## Exercise instructions
Show every line containing "Venditori" by copying it.
* BEGIN Records for this task *
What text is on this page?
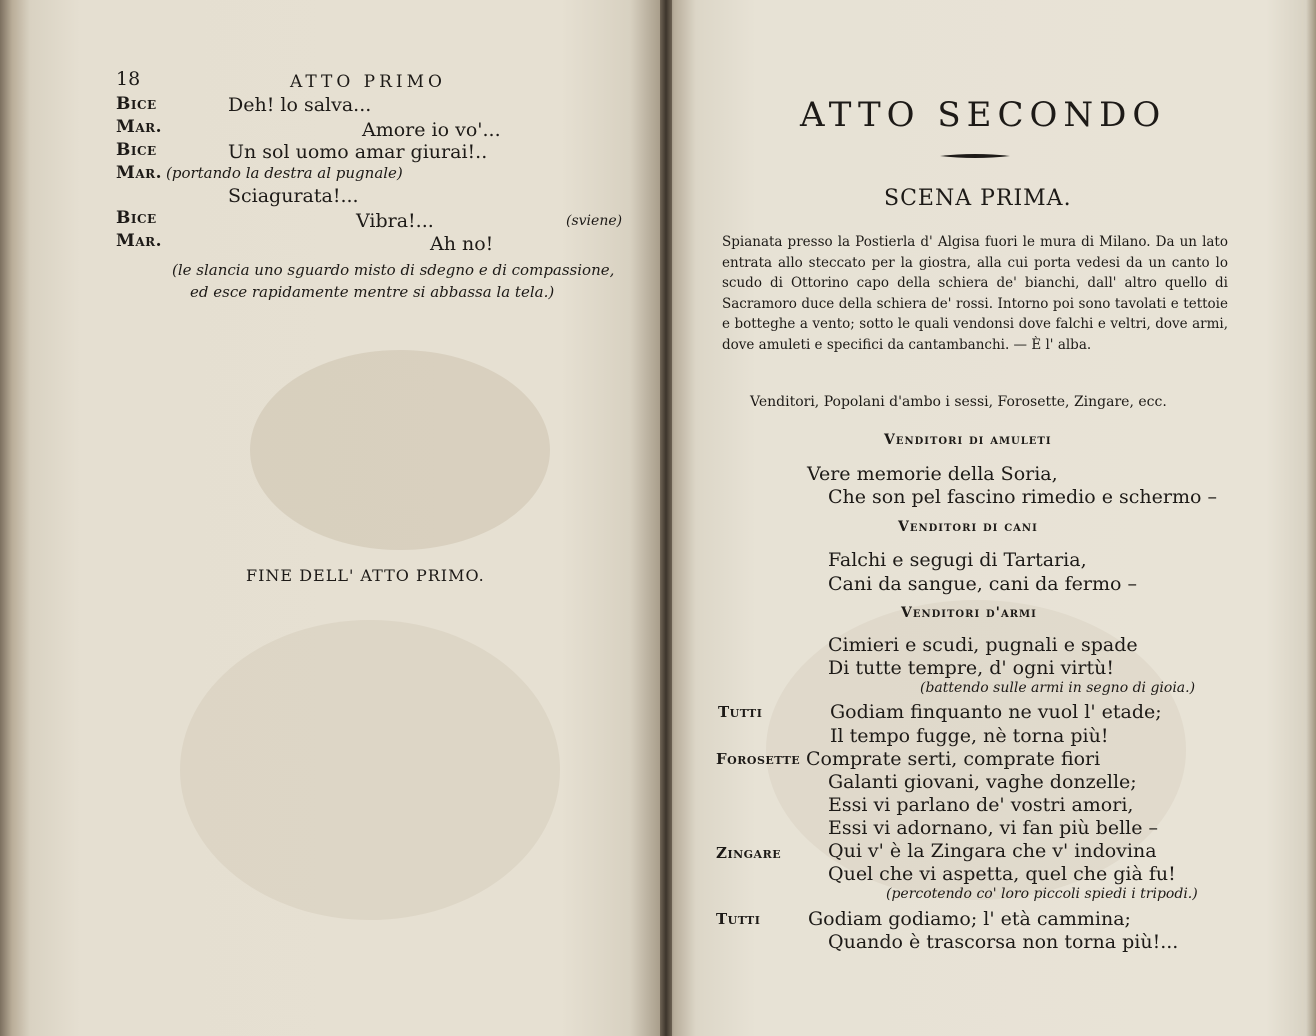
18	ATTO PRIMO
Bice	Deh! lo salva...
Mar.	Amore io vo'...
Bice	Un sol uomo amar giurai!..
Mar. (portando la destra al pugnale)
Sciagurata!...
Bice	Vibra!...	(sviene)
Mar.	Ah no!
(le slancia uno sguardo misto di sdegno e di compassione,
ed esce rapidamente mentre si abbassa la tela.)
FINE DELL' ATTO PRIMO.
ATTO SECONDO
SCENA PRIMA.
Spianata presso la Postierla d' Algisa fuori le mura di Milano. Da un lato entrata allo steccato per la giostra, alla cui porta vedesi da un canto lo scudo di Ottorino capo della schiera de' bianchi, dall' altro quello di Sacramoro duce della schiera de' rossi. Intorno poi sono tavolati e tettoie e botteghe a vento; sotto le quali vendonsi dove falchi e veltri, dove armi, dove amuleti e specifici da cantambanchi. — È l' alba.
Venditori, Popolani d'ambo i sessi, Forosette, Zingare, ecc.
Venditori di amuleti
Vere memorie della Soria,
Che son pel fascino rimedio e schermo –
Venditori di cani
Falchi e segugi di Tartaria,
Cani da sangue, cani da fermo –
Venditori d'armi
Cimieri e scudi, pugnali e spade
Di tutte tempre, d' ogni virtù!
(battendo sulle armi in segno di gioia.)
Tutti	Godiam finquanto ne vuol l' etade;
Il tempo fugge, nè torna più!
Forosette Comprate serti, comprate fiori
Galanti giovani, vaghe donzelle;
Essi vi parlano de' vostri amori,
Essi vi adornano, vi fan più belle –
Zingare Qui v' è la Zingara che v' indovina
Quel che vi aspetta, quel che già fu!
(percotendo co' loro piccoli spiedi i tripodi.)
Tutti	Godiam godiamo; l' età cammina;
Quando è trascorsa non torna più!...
* END Records for this task *
## Solved exercise
Venditori, Popolani d'ambo i sessi, Forosette, Zingare, ecc.
Venditori di amuleti
Venditori di cani
Venditori d'armi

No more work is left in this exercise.